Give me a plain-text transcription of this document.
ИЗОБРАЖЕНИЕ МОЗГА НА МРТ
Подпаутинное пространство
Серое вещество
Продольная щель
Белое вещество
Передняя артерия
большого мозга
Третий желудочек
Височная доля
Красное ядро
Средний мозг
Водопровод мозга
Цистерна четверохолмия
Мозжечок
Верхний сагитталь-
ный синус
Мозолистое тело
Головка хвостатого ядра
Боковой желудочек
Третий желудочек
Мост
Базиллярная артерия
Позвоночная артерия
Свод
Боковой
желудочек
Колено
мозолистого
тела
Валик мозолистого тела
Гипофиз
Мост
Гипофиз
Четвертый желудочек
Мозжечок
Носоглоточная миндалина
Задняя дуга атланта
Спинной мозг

* * *

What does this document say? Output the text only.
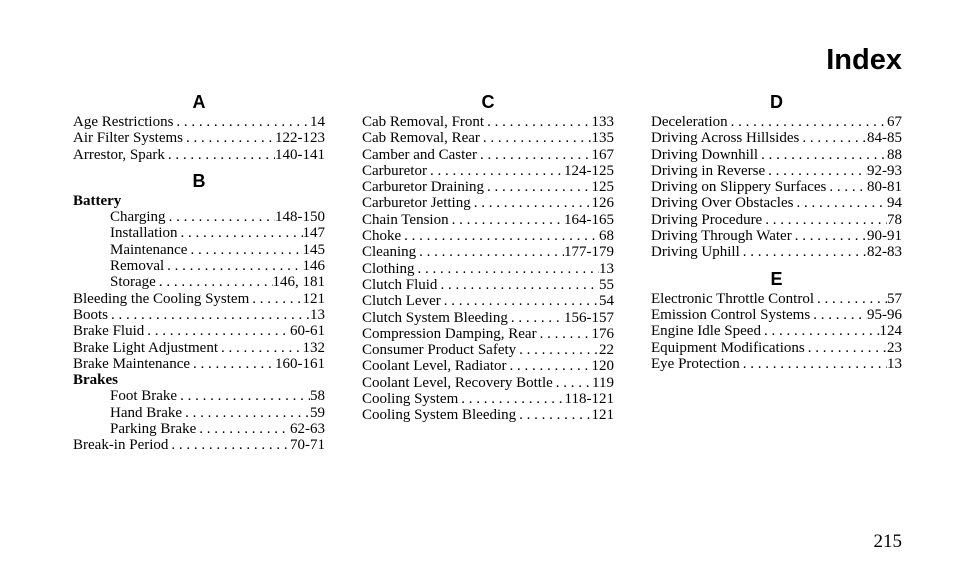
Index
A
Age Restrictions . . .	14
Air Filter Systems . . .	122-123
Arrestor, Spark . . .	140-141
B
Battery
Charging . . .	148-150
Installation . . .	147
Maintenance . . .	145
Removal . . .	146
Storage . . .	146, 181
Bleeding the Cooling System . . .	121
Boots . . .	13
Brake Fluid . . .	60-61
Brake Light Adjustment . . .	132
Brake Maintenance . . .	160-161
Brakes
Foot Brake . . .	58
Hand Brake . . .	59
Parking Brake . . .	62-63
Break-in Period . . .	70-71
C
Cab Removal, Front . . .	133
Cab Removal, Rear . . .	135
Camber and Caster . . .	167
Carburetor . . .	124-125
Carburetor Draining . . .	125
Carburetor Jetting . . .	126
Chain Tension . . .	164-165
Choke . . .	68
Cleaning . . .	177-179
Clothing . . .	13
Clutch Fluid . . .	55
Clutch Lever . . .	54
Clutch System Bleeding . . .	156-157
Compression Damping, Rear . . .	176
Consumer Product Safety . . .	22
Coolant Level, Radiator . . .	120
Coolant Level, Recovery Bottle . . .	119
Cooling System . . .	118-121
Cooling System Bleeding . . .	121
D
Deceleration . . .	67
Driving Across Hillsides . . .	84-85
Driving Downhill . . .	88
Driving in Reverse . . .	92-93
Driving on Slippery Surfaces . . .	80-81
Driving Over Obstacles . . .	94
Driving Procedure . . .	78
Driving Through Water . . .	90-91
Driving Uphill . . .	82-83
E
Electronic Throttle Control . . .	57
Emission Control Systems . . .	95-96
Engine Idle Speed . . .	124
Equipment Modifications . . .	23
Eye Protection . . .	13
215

| GIVEN PROBLEM |
Track down every line holding the string "Coolant" and copy it.

| EXPECTED ANSWER |
Coolant Level, Radiator . . .	120
Coolant Level, Recovery Bottle . . .	119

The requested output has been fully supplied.